Instruction – Sift the listing for lines that hold the string "with" and pull them out.

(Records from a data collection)
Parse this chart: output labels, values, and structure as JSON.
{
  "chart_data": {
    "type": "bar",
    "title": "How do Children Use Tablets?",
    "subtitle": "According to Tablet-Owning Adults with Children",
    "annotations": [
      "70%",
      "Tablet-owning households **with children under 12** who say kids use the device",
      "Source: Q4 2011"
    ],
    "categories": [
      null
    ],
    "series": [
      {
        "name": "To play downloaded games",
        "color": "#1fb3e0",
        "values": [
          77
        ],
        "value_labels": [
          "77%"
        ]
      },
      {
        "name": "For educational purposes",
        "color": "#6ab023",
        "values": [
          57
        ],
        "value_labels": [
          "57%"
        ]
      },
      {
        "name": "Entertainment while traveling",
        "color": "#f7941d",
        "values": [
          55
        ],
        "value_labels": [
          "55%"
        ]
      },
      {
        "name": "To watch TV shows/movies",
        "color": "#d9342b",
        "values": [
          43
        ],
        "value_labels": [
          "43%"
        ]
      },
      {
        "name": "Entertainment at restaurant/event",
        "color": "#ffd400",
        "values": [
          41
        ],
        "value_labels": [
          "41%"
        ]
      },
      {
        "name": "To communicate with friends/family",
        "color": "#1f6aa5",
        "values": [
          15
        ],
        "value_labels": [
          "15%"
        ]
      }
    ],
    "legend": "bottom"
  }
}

Task solution –
    "subtitle": "According to Tablet-Owning Adults with Children",
      "Tablet-owning households **with children under 12** who say kids use the device",
        "name": "To communicate with friends/family",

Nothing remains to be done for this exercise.